# WRITTEN INSTRUCTION
Write out the entries below once more, exactly.

══════════

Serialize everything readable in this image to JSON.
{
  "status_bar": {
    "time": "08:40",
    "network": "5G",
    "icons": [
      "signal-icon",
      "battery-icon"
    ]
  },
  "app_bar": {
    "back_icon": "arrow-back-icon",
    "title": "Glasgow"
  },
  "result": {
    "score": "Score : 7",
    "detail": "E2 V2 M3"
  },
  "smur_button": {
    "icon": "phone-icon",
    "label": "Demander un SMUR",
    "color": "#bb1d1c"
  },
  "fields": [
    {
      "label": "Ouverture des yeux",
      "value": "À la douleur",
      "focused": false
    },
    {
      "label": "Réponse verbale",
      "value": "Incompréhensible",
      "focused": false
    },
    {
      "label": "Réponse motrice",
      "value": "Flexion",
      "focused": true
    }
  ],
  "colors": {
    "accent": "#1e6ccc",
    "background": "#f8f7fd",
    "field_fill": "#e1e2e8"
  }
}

══════════

# ANSWER TO THIS EXERCISE
Serialize everything readable in this image to JSON.
{
  "status_bar": {
    "time": "08:40",
    "network": "5G",
    "icons": [
      "signal-icon",
      "battery-icon"
    ]
  },
  "app_bar": {
    "back_icon": "arrow-back-icon",
    "title": "Glasgow"
  },
  "result": {
    "score": "Score : 7",
    "detail": "E2 V2 M3"
  },
  "smur_button": {
    "icon": "phone-icon",
    "label": "Demander un SMUR",
    "color": "#bb1d1c"
  },
  "fields": [
    {
      "label": "Ouverture des yeux",
      "value": "À la douleur",
      "focused": false
    },
    {
      "label": "Réponse verbale",
      "value": "Incompréhensible",
      "focused": false
    },
    {
      "label": "Réponse motrice",
      "value": "Flexion",
      "focused": true
    }
  ],
  "colors": {
    "accent": "#1e6ccc",
    "background": "#f8f7fd",
    "field_fill": "#e1e2e8"
  }
}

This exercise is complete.